=== EXERCISE AIM ===
Transcribe each entry below exactly. Pictures do not go in the copy.

┌─ THE DATA

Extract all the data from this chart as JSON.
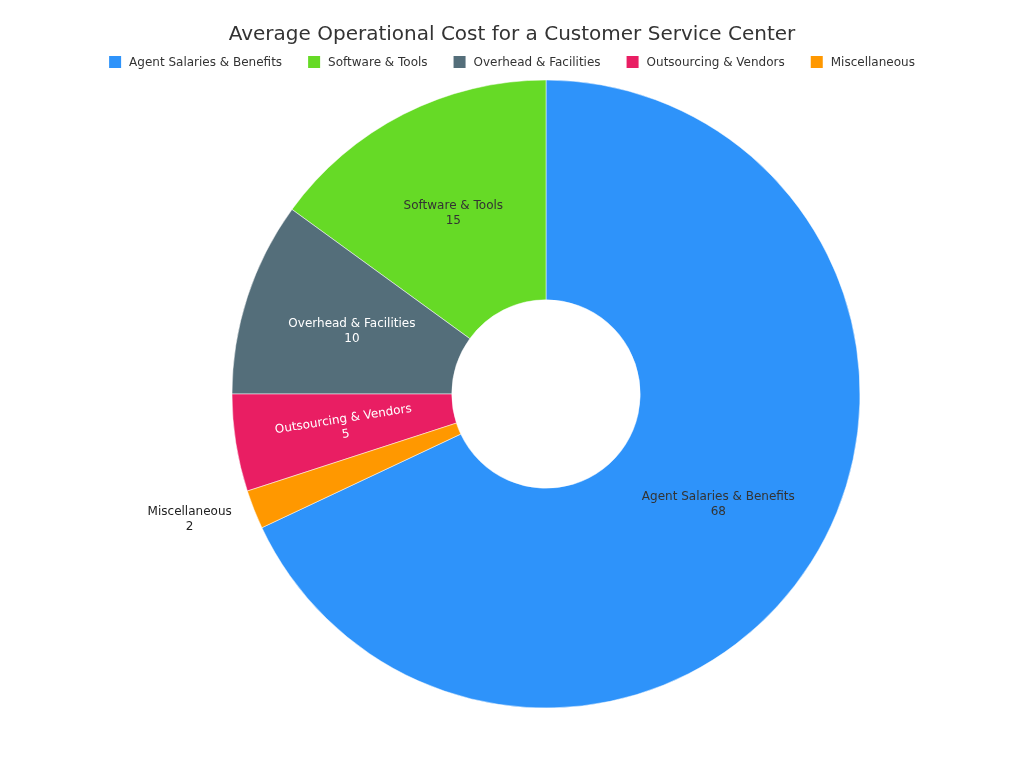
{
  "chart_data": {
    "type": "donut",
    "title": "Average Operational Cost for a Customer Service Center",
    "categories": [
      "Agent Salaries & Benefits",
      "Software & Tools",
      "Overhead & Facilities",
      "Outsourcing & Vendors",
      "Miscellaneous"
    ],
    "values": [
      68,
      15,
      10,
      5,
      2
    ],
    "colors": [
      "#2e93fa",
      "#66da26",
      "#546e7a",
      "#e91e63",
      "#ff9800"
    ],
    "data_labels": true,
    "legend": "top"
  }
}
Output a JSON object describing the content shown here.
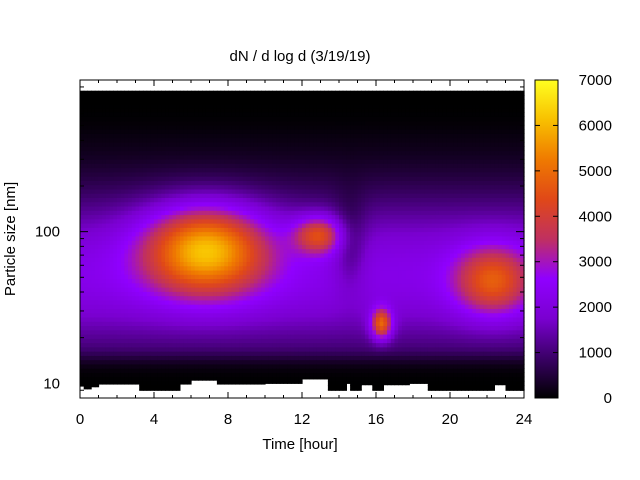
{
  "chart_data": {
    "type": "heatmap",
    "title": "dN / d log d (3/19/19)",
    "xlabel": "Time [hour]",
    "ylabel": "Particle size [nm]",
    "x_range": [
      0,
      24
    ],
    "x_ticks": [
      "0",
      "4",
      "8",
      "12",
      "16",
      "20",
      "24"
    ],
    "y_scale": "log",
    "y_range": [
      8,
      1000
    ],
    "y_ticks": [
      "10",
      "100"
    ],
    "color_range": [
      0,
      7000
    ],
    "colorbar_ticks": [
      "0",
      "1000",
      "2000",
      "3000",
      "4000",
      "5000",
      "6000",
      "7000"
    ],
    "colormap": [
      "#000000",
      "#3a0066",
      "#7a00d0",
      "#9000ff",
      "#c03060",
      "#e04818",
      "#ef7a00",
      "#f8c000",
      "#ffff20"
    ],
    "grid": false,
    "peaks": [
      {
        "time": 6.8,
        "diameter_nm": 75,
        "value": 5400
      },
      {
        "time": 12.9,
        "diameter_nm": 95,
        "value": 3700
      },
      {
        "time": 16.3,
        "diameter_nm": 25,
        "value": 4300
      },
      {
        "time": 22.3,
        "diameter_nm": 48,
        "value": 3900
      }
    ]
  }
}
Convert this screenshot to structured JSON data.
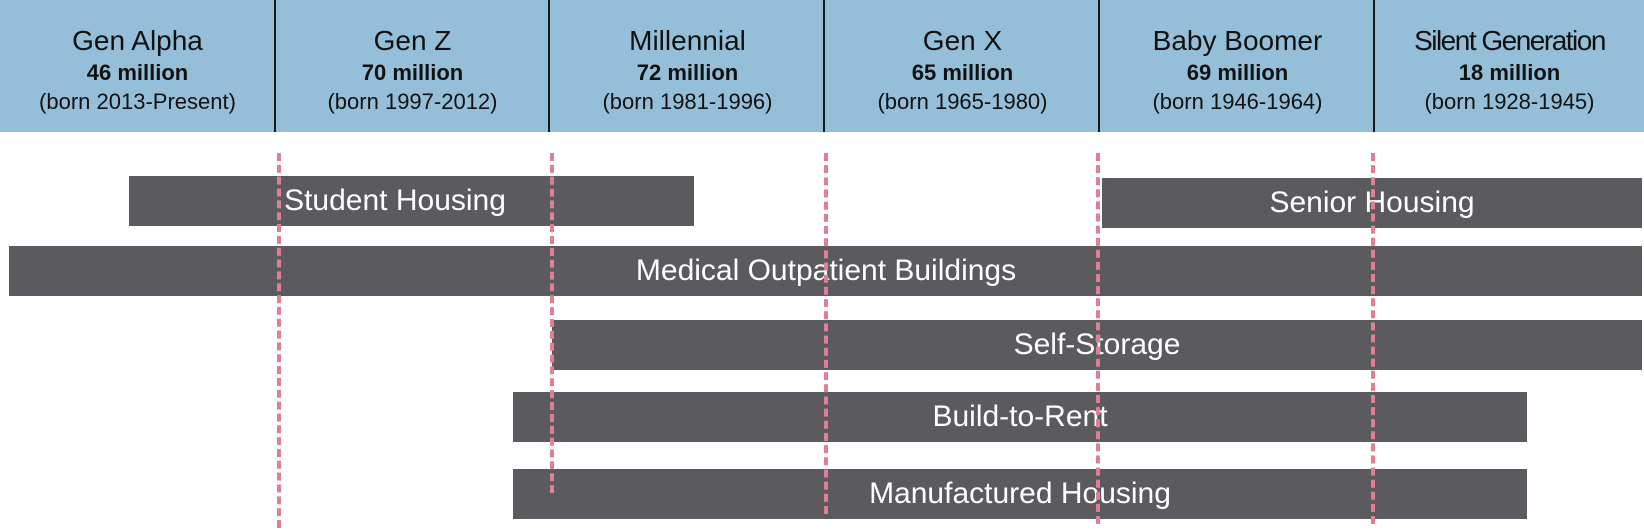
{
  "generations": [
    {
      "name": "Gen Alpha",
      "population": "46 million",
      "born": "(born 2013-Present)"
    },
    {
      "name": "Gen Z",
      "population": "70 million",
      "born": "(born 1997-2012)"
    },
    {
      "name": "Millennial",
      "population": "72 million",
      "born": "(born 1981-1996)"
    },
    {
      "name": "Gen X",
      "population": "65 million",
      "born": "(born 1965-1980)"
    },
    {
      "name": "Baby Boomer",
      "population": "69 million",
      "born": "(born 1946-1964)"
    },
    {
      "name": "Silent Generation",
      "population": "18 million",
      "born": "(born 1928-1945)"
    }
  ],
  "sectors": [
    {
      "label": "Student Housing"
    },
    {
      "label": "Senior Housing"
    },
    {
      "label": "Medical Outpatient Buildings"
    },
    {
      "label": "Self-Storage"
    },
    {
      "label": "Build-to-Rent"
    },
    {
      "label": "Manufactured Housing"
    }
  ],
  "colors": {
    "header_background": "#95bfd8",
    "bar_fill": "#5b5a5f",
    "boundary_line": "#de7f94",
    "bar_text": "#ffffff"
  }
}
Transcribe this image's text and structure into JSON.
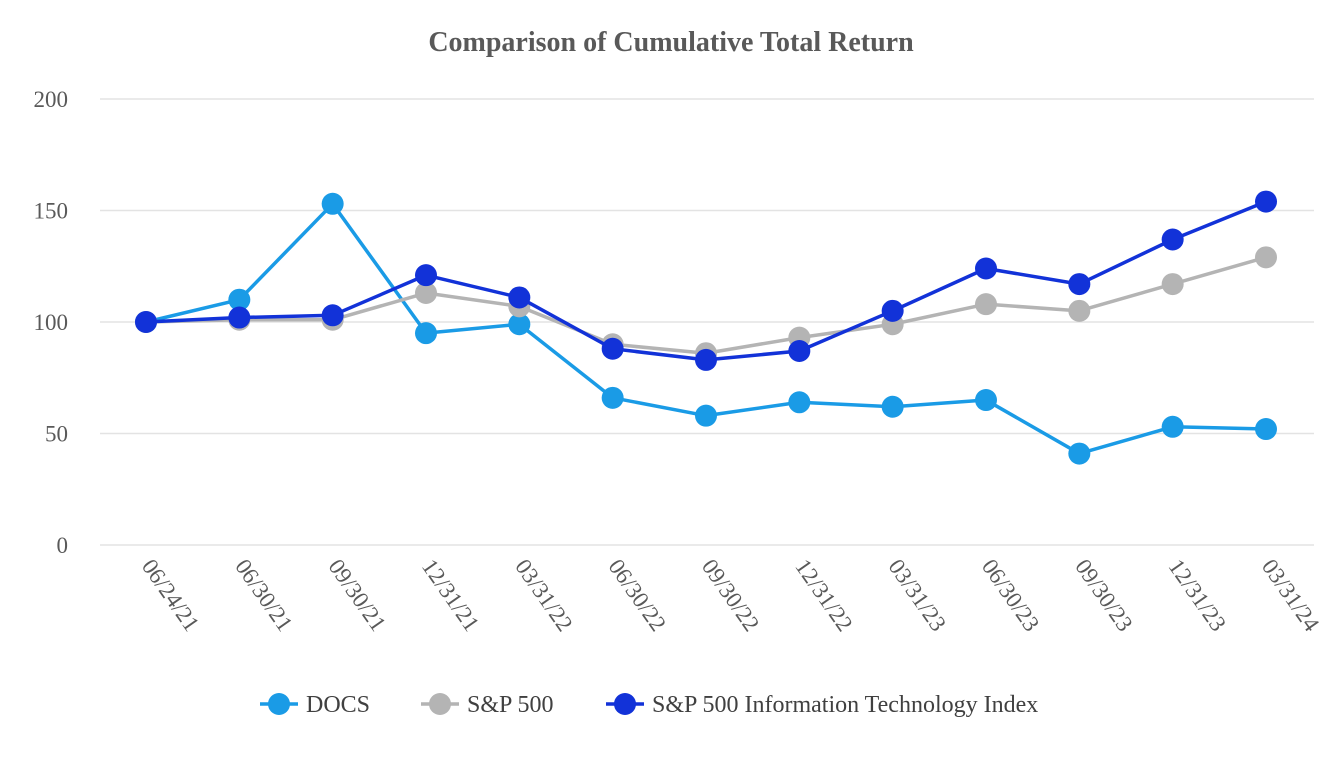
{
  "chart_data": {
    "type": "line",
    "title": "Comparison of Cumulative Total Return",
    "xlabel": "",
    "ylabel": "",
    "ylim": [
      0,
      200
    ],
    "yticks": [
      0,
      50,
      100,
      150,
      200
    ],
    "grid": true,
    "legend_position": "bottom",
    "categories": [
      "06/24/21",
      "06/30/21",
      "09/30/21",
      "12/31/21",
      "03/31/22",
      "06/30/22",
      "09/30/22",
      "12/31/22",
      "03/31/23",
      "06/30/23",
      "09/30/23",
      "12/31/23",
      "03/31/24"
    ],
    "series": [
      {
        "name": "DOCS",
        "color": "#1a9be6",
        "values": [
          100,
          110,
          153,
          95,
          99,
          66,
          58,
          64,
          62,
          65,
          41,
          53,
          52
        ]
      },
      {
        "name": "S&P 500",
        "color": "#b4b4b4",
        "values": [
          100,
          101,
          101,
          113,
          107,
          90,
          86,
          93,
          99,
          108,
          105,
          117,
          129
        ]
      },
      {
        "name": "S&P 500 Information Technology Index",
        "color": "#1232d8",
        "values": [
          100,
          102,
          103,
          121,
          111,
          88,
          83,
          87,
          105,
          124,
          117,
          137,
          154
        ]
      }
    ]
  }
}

└─

=== SOLVED PROBLEM ===
Extract all the data from this chart as JSON.
{
  "chart_data": {
    "type": "donut",
    "title": "Average Operational Cost for a Customer Service Center",
    "categories": [
      "Agent Salaries & Benefits",
      "Software & Tools",
      "Overhead & Facilities",
      "Outsourcing & Vendors",
      "Miscellaneous"
    ],
    "values": [
      68,
      15,
      10,
      5,
      2
    ],
    "colors": [
      "#2e93fa",
      "#66da26",
      "#546e7a",
      "#e91e63",
      "#ff9800"
    ],
    "data_labels": true,
    "legend": "top"
  }
}
Output a JSON object describing the content shown here.
{
  "chart_data": {
    "type": "heatmap",
    "title": "dN / d log d (3/19/19)",
    "xlabel": "Time [hour]",
    "ylabel": "Particle size [nm]",
    "x_range": [
      0,
      24
    ],
    "x_ticks": [
      "0",
      "4",
      "8",
      "12",
      "16",
      "20",
      "24"
    ],
    "y_scale": "log",
    "y_range": [
      8,
      1000
    ],
    "y_ticks": [
      "10",
      "100"
    ],
    "color_range": [
      0,
      7000
    ],
    "colorbar_ticks": [
      "0",
      "1000",
      "2000",
      "3000",
      "4000",
      "5000",
      "6000",
      "7000"
    ],
    "colormap": [
      "#000000",
      "#3a0066",
      "#7a00d0",
      "#9000ff",
      "#c03060",
      "#e04818",
      "#ef7a00",
      "#f8c000",
      "#ffff20"
    ],
    "grid": false,
    "peaks": [
      {
        "time": 6.8,
        "diameter_nm": 75,
        "value": 5400
      },
      {
        "time": 12.9,
        "diameter_nm": 95,
        "value": 3700
      },
      {
        "time": 16.3,
        "diameter_nm": 25,
        "value": 4300
      },
      {
        "time": 22.3,
        "diameter_nm": 48,
        "value": 3900
      }
    ]
  }
}
Convert this screenshot to structured JSON data.
{
  "generations": [
    {
      "name": "Gen Alpha",
      "population": "46 million",
      "born": "(born 2013-Present)"
    },
    {
      "name": "Gen Z",
      "population": "70 million",
      "born": "(born 1997-2012)"
    },
    {
      "name": "Millennial",
      "population": "72 million",
      "born": "(born 1981-1996)"
    },
    {
      "name": "Gen X",
      "population": "65 million",
      "born": "(born 1965-1980)"
    },
    {
      "name": "Baby Boomer",
      "population": "69 million",
      "born": "(born 1946-1964)"
    },
    {
      "name": "Silent Generation",
      "population": "18 million",
      "born": "(born 1928-1945)"
    }
  ],
  "sectors": [
    {
      "label": "Student Housing"
    },
    {
      "label": "Senior Housing"
    },
    {
      "label": "Medical Outpatient Buildings"
    },
    {
      "label": "Self-Storage"
    },
    {
      "label": "Build-to-Rent"
    },
    {
      "label": "Manufactured Housing"
    }
  ],
  "colors": {
    "header_background": "#95bfd8",
    "bar_fill": "#5b5a5f",
    "boundary_line": "#de7f94",
    "bar_text": "#ffffff"
  }
}
Transcribe this image's text and structure into JSON.
{
  "chart_data": {
    "type": "line",
    "title": "Comparison of Cumulative Total Return",
    "xlabel": "",
    "ylabel": "",
    "ylim": [
      0,
      200
    ],
    "yticks": [
      0,
      50,
      100,
      150,
      200
    ],
    "grid": true,
    "legend_position": "bottom",
    "categories": [
      "06/24/21",
      "06/30/21",
      "09/30/21",
      "12/31/21",
      "03/31/22",
      "06/30/22",
      "09/30/22",
      "12/31/22",
      "03/31/23",
      "06/30/23",
      "09/30/23",
      "12/31/23",
      "03/31/24"
    ],
    "series": [
      {
        "name": "DOCS",
        "color": "#1a9be6",
        "values": [
          100,
          110,
          153,
          95,
          99,
          66,
          58,
          64,
          62,
          65,
          41,
          53,
          52
        ]
      },
      {
        "name": "S&P 500",
        "color": "#b4b4b4",
        "values": [
          100,
          101,
          101,
          113,
          107,
          90,
          86,
          93,
          99,
          108,
          105,
          117,
          129
        ]
      },
      {
        "name": "S&P 500 Information Technology Index",
        "color": "#1232d8",
        "values": [
          100,
          102,
          103,
          121,
          111,
          88,
          83,
          87,
          105,
          124,
          117,
          137,
          154
        ]
      }
    ]
  }
}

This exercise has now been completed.